Short task:
Write out the material exactly. Do not include the pictures.

Information shown:
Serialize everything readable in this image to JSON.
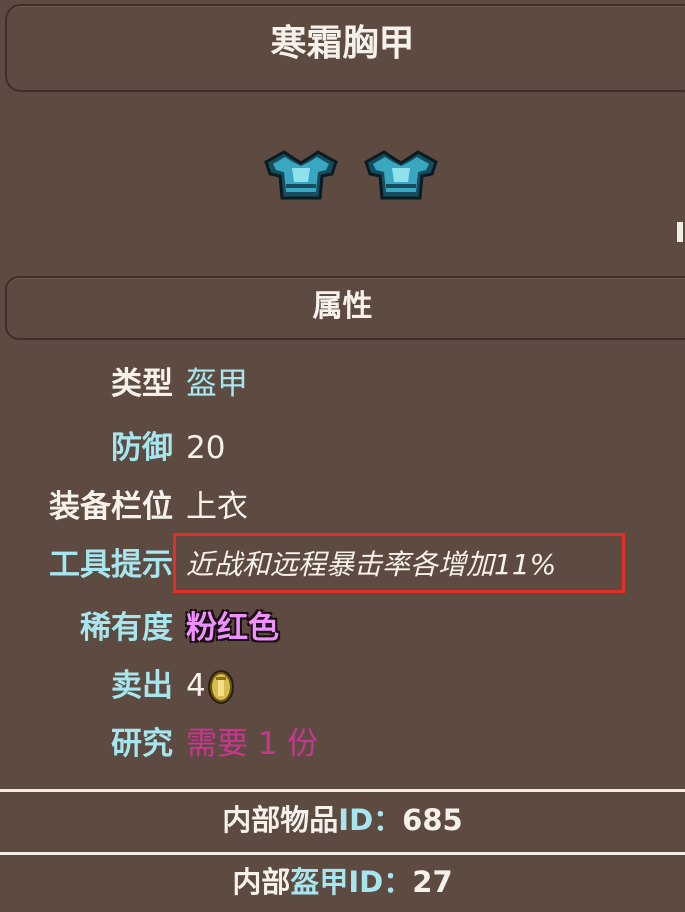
{
  "title": "寒霜胸甲",
  "section_header": "属性",
  "icons": [
    {
      "name": "frost-breastplate-icon"
    },
    {
      "name": "frost-breastplate-icon"
    },
    {
      "name": "gold-coin-icon"
    }
  ],
  "properties": {
    "type_label": "类型",
    "type_value": "盔甲",
    "defense_label": "防御",
    "defense_value": "20",
    "slot_label": "装备栏位",
    "slot_value": "上衣",
    "tooltip_label": "工具提示",
    "tooltip_value": "近战和远程暴击率各增加11%",
    "rarity_label": "稀有度",
    "rarity_value": "粉红色",
    "sell_label": "卖出",
    "sell_value": "4",
    "research_label": "研究",
    "research_value": "需要 1 份"
  },
  "footer": {
    "item_id_prefix": "内部物品",
    "item_id_key": "ID：",
    "item_id_value": "685",
    "armor_id_prefix": "内部",
    "armor_id_mid": "盔甲",
    "armor_id_key": "ID：",
    "armor_id_value": "27"
  },
  "colors": {
    "background": "#5d4a41",
    "label_cyan": "#a8e6ef",
    "text_white": "#f7f1eb",
    "rarity_pink": "#ee91ff",
    "research_magenta": "#c8378f",
    "highlight_red": "#e12f25"
  }
}
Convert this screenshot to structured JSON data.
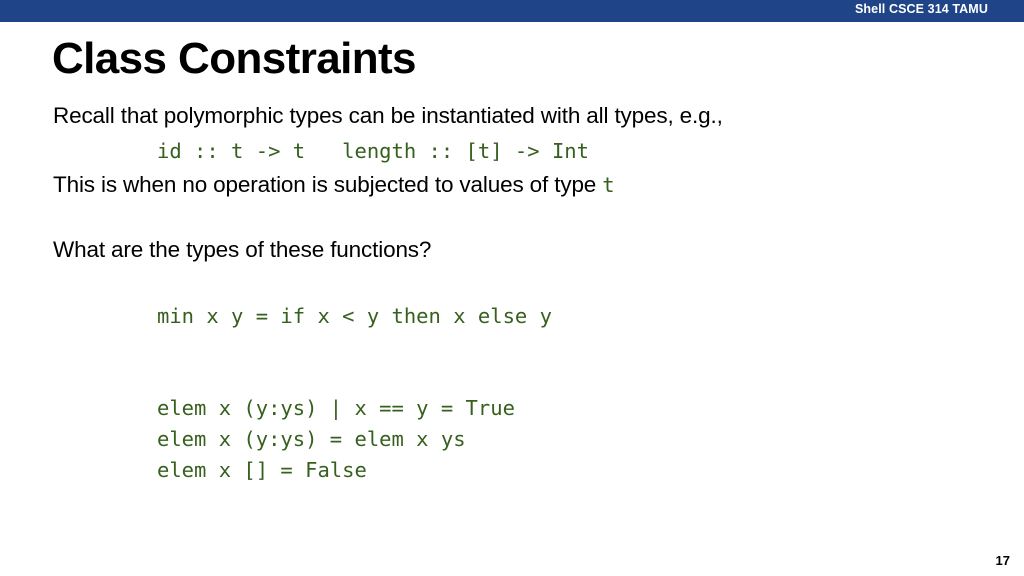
{
  "banner": {
    "text": "Shell CSCE 314 TAMU",
    "background_color": "#1f4487",
    "text_color": "#ffffff"
  },
  "slide": {
    "title": "Class Constraints",
    "body": {
      "recall_line": "Recall that polymorphic types can be instantiated with all types, e.g.,",
      "signatures_line": "id :: t -> t   length :: [t] -> Int",
      "this_is_prefix": "This is when no operation is subjected to values of type ",
      "this_is_type": "t",
      "question_line": "What are the types of these functions?",
      "min_definition": "min x y = if x < y then x else y",
      "elem_line_1": "elem x (y:ys) | x == y = True",
      "elem_line_2": "elem x (y:ys) = elem x ys",
      "elem_line_3": "elem x [] = False"
    },
    "code_color": "#37601e",
    "text_color": "#000000",
    "background_color": "#ffffff"
  },
  "footer": {
    "page_number": "17"
  }
}
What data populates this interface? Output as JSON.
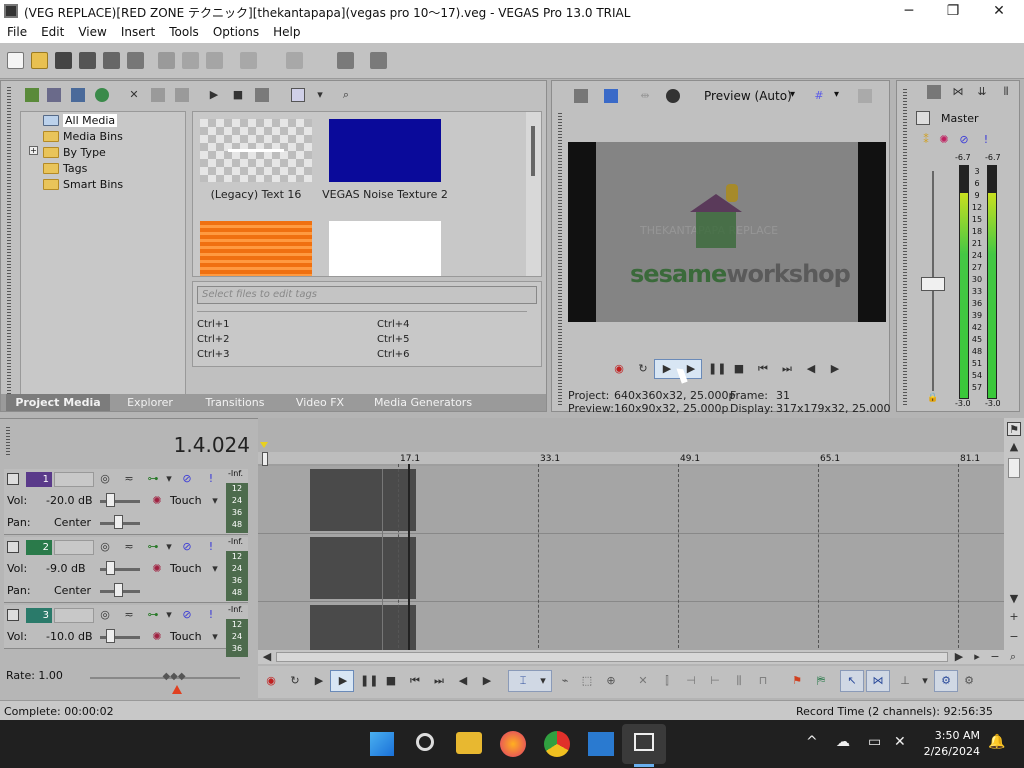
{
  "window": {
    "title": "(VEG REPLACE)[RED ZONE テクニック][thekantapapa](vegas pro 10〜17).veg - VEGAS Pro 13.0 TRIAL",
    "minimize": "─",
    "maximize": "❐",
    "close": "✕"
  },
  "menu": [
    "File",
    "Edit",
    "View",
    "Insert",
    "Tools",
    "Options",
    "Help"
  ],
  "project_media": {
    "tree": [
      {
        "label": "All Media",
        "selected": true
      },
      {
        "label": "Media Bins"
      },
      {
        "label": "By Type",
        "expander": "+"
      },
      {
        "label": "Tags"
      },
      {
        "label": "Smart Bins"
      }
    ],
    "thumbnails": [
      {
        "label": "(Legacy) Text 16",
        "color": "#dcdcdc"
      },
      {
        "label": "VEGAS Noise Texture 2",
        "color": "#0a0a9a"
      },
      {
        "label": "",
        "color": "#f07010"
      },
      {
        "label": "",
        "color": "#ffffff"
      }
    ],
    "tags_placeholder": "Select files to edit tags",
    "shortcuts": [
      "Ctrl+1",
      "Ctrl+2",
      "Ctrl+3",
      "Ctrl+4",
      "Ctrl+5",
      "Ctrl+6"
    ],
    "tabs": [
      "Project Media",
      "Explorer",
      "Transitions",
      "Video FX",
      "Media Generators"
    ],
    "active_tab": "Project Media"
  },
  "preview": {
    "quality_label": "Preview (Auto)",
    "video_text_top": "THEKANTAPAPA REPLACE",
    "video_text_logo_a": "sesame",
    "video_text_logo_b": "workshop",
    "project_label": "Project:",
    "project_value": "640x360x32, 25.000p",
    "preview_label": "Preview:",
    "preview_value": "160x90x32, 25.000p",
    "frame_label": "Frame:",
    "frame_value": "31",
    "display_label": "Display:",
    "display_value": "317x179x32, 25.000"
  },
  "master": {
    "label": "Master",
    "peak_left": "-6.7",
    "peak_right": "-6.7",
    "ticks": [
      "3",
      "6",
      "9",
      "12",
      "15",
      "18",
      "21",
      "24",
      "27",
      "30",
      "33",
      "36",
      "39",
      "42",
      "45",
      "48",
      "51",
      "54",
      "57"
    ],
    "level_left": "-3.0",
    "level_right": "-3.0"
  },
  "timeline": {
    "timecode": "1.4.024",
    "ruler": [
      "17.1",
      "33.1",
      "49.1",
      "65.1",
      "81.1"
    ],
    "rate_label": "Rate: 1.00",
    "tracks": [
      {
        "num": "1",
        "vol": "-20.0 dB",
        "pan": "Center",
        "mode": "Touch",
        "meter_top": "-Inf.",
        "meter_ticks": [
          "12",
          "24",
          "36",
          "48"
        ]
      },
      {
        "num": "2",
        "vol": "-9.0 dB",
        "pan": "Center",
        "mode": "Touch",
        "meter_top": "-Inf.",
        "meter_ticks": [
          "12",
          "24",
          "36",
          "48"
        ]
      },
      {
        "num": "3",
        "vol": "-10.0 dB",
        "pan": "",
        "mode": "Touch",
        "meter_top": "-Inf.",
        "meter_ticks": [
          "12",
          "24",
          "36"
        ]
      }
    ],
    "vol_label": "Vol:",
    "pan_label": "Pan:"
  },
  "status": {
    "complete": "Complete: 00:00:02",
    "record_time": "Record Time (2 channels): 92:56:35"
  },
  "taskbar": {
    "time": "3:50 AM",
    "date": "2/26/2024"
  }
}
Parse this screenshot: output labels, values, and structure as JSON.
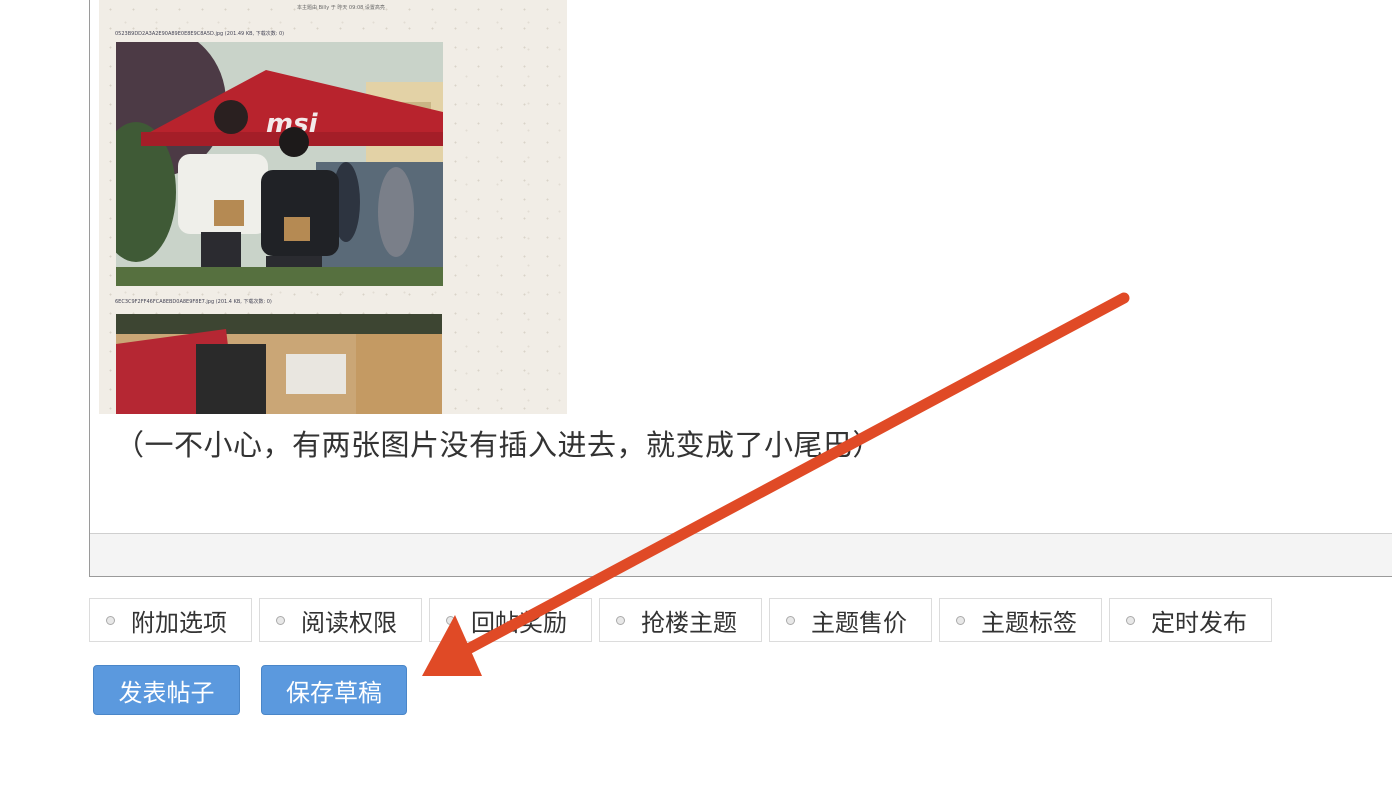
{
  "editor": {
    "embedded_post": {
      "caption_top": "本主题由 Billy 于 昨天 09:08 设置高亮",
      "attachment_1": "0523B9DD2A3A2E90A89E0E8E9C8A5D.jpg",
      "attachment_1_meta": "(201.49 KB, 下载次数: 0)",
      "attachment_2": "6EC3C9F2FF46FCA8EBD0A8E9F8E7.jpg",
      "attachment_2_meta": "(201.4 KB, 下载次数: 0)",
      "photo_1_icon": "photo-msi-tent-two-students",
      "photo_2_icon": "photo-box-with-items"
    },
    "body_text": "（一不小心，有两张图片没有插入进去，就变成了小尾巴）"
  },
  "options": [
    {
      "label": "附加选项"
    },
    {
      "label": "阅读权限"
    },
    {
      "label": "回帖奖励"
    },
    {
      "label": "抢楼主题"
    },
    {
      "label": "主题售价"
    },
    {
      "label": "主题标签"
    },
    {
      "label": "定时发布"
    }
  ],
  "buttons": {
    "publish": "发表帖子",
    "save_draft": "保存草稿"
  },
  "colors": {
    "button_blue": "#5b99de",
    "annotation_arrow": "#e04a26"
  }
}
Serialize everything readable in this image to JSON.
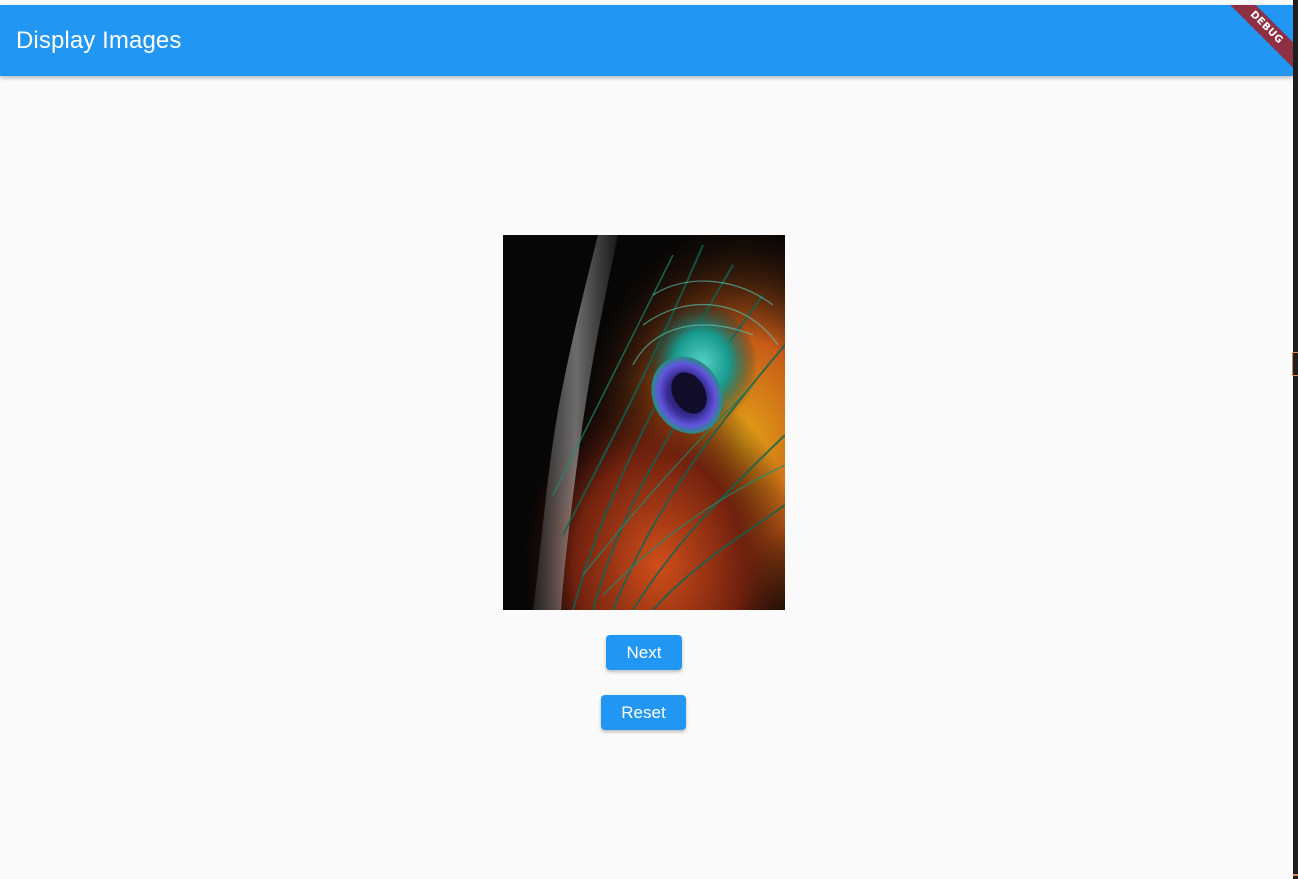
{
  "appbar": {
    "title": "Display Images",
    "color": "#2196f3"
  },
  "debug_banner": {
    "label": "DEBUG",
    "color": "#8e2f43"
  },
  "main": {
    "image": {
      "subject": "peacock-feather-photo"
    },
    "buttons": {
      "next_label": "Next",
      "reset_label": "Reset",
      "color": "#2196f3"
    }
  },
  "colors": {
    "background": "#fafafa"
  }
}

Answer:
Serialize everything readable in this image to JSON.
{
  "title": "寒霜胸甲",
  "section_header": "属性",
  "icons": [
    {
      "name": "frost-breastplate-icon"
    },
    {
      "name": "frost-breastplate-icon"
    },
    {
      "name": "gold-coin-icon"
    }
  ],
  "properties": {
    "type_label": "类型",
    "type_value": "盔甲",
    "defense_label": "防御",
    "defense_value": "20",
    "slot_label": "装备栏位",
    "slot_value": "上衣",
    "tooltip_label": "工具提示",
    "tooltip_value": "近战和远程暴击率各增加11%",
    "rarity_label": "稀有度",
    "rarity_value": "粉红色",
    "sell_label": "卖出",
    "sell_value": "4",
    "research_label": "研究",
    "research_value": "需要 1 份"
  },
  "footer": {
    "item_id_prefix": "内部物品",
    "item_id_key": "ID：",
    "item_id_value": "685",
    "armor_id_prefix": "内部",
    "armor_id_mid": "盔甲",
    "armor_id_key": "ID：",
    "armor_id_value": "27"
  },
  "colors": {
    "background": "#5d4a41",
    "label_cyan": "#a8e6ef",
    "text_white": "#f7f1eb",
    "rarity_pink": "#ee91ff",
    "research_magenta": "#c8378f",
    "highlight_red": "#e12f25"
  }
}
Convert this screenshot to structured JSON data.
{
  "banner": {
    "text": "Shell CSCE 314 TAMU",
    "background_color": "#1f4487",
    "text_color": "#ffffff"
  },
  "slide": {
    "title": "Class Constraints",
    "body": {
      "recall_line": "Recall that polymorphic types can be instantiated with all types, e.g.,",
      "signatures_line": "id :: t -> t   length :: [t] -> Int",
      "this_is_prefix": "This is when no operation is subjected to values of type ",
      "this_is_type": "t",
      "question_line": "What are the types of these functions?",
      "min_definition": "min x y = if x < y then x else y",
      "elem_line_1": "elem x (y:ys) | x == y = True",
      "elem_line_2": "elem x (y:ys) = elem x ys",
      "elem_line_3": "elem x [] = False"
    },
    "code_color": "#37601e",
    "text_color": "#000000",
    "background_color": "#ffffff"
  },
  "footer": {
    "page_number": "17"
  }
}
What data populates this interface? Output as JSON.
{
  "window": {
    "title": "(VEG REPLACE)[RED ZONE テクニック][thekantapapa](vegas pro 10〜17).veg - VEGAS Pro 13.0 TRIAL",
    "minimize": "─",
    "maximize": "❐",
    "close": "✕"
  },
  "menu": [
    "File",
    "Edit",
    "View",
    "Insert",
    "Tools",
    "Options",
    "Help"
  ],
  "project_media": {
    "tree": [
      {
        "label": "All Media",
        "selected": true
      },
      {
        "label": "Media Bins"
      },
      {
        "label": "By Type",
        "expander": "+"
      },
      {
        "label": "Tags"
      },
      {
        "label": "Smart Bins"
      }
    ],
    "thumbnails": [
      {
        "label": "(Legacy) Text 16",
        "color": "#dcdcdc"
      },
      {
        "label": "VEGAS Noise Texture 2",
        "color": "#0a0a9a"
      },
      {
        "label": "",
        "color": "#f07010"
      },
      {
        "label": "",
        "color": "#ffffff"
      }
    ],
    "tags_placeholder": "Select files to edit tags",
    "shortcuts": [
      "Ctrl+1",
      "Ctrl+2",
      "Ctrl+3",
      "Ctrl+4",
      "Ctrl+5",
      "Ctrl+6"
    ],
    "tabs": [
      "Project Media",
      "Explorer",
      "Transitions",
      "Video FX",
      "Media Generators"
    ],
    "active_tab": "Project Media"
  },
  "preview": {
    "quality_label": "Preview (Auto)",
    "video_text_top": "THEKANTAPAPA REPLACE",
    "video_text_logo_a": "sesame",
    "video_text_logo_b": "workshop",
    "project_label": "Project:",
    "project_value": "640x360x32, 25.000p",
    "preview_label": "Preview:",
    "preview_value": "160x90x32, 25.000p",
    "frame_label": "Frame:",
    "frame_value": "31",
    "display_label": "Display:",
    "display_value": "317x179x32, 25.000"
  },
  "master": {
    "label": "Master",
    "peak_left": "-6.7",
    "peak_right": "-6.7",
    "ticks": [
      "3",
      "6",
      "9",
      "12",
      "15",
      "18",
      "21",
      "24",
      "27",
      "30",
      "33",
      "36",
      "39",
      "42",
      "45",
      "48",
      "51",
      "54",
      "57"
    ],
    "level_left": "-3.0",
    "level_right": "-3.0"
  },
  "timeline": {
    "timecode": "1.4.024",
    "ruler": [
      "17.1",
      "33.1",
      "49.1",
      "65.1",
      "81.1"
    ],
    "rate_label": "Rate: 1.00",
    "tracks": [
      {
        "num": "1",
        "vol": "-20.0 dB",
        "pan": "Center",
        "mode": "Touch",
        "meter_top": "-Inf.",
        "meter_ticks": [
          "12",
          "24",
          "36",
          "48"
        ]
      },
      {
        "num": "2",
        "vol": "-9.0 dB",
        "pan": "Center",
        "mode": "Touch",
        "meter_top": "-Inf.",
        "meter_ticks": [
          "12",
          "24",
          "36",
          "48"
        ]
      },
      {
        "num": "3",
        "vol": "-10.0 dB",
        "pan": "",
        "mode": "Touch",
        "meter_top": "-Inf.",
        "meter_ticks": [
          "12",
          "24",
          "36"
        ]
      }
    ],
    "vol_label": "Vol:",
    "pan_label": "Pan:"
  },
  "status": {
    "complete": "Complete: 00:00:02",
    "record_time": "Record Time (2 channels): 92:56:35"
  },
  "taskbar": {
    "time": "3:50 AM",
    "date": "2/26/2024"
  }
}
Parse this screenshot: output labels, values, and structure as JSON.
{
  "editor": {
    "embedded_post": {
      "caption_top": "本主题由 Billy 于 昨天 09:08 设置高亮",
      "attachment_1": "0523B9DD2A3A2E90A89E0E8E9C8A5D.jpg",
      "attachment_1_meta": "(201.49 KB, 下载次数: 0)",
      "attachment_2": "6EC3C9F2FF46FCA8EBD0A8E9F8E7.jpg",
      "attachment_2_meta": "(201.4 KB, 下载次数: 0)",
      "photo_1_icon": "photo-msi-tent-two-students",
      "photo_2_icon": "photo-box-with-items"
    },
    "body_text": "（一不小心，有两张图片没有插入进去，就变成了小尾巴）"
  },
  "options": [
    {
      "label": "附加选项"
    },
    {
      "label": "阅读权限"
    },
    {
      "label": "回帖奖励"
    },
    {
      "label": "抢楼主题"
    },
    {
      "label": "主题售价"
    },
    {
      "label": "主题标签"
    },
    {
      "label": "定时发布"
    }
  ],
  "buttons": {
    "publish": "发表帖子",
    "save_draft": "保存草稿"
  },
  "colors": {
    "button_blue": "#5b99de",
    "annotation_arrow": "#e04a26"
  }
}
Serialize everything readable in this image to JSON.
{
  "appbar": {
    "title": "Display Images",
    "color": "#2196f3"
  },
  "debug_banner": {
    "label": "DEBUG",
    "color": "#8e2f43"
  },
  "main": {
    "image": {
      "subject": "peacock-feather-photo"
    },
    "buttons": {
      "next_label": "Next",
      "reset_label": "Reset",
      "color": "#2196f3"
    }
  },
  "colors": {
    "background": "#fafafa"
  }
}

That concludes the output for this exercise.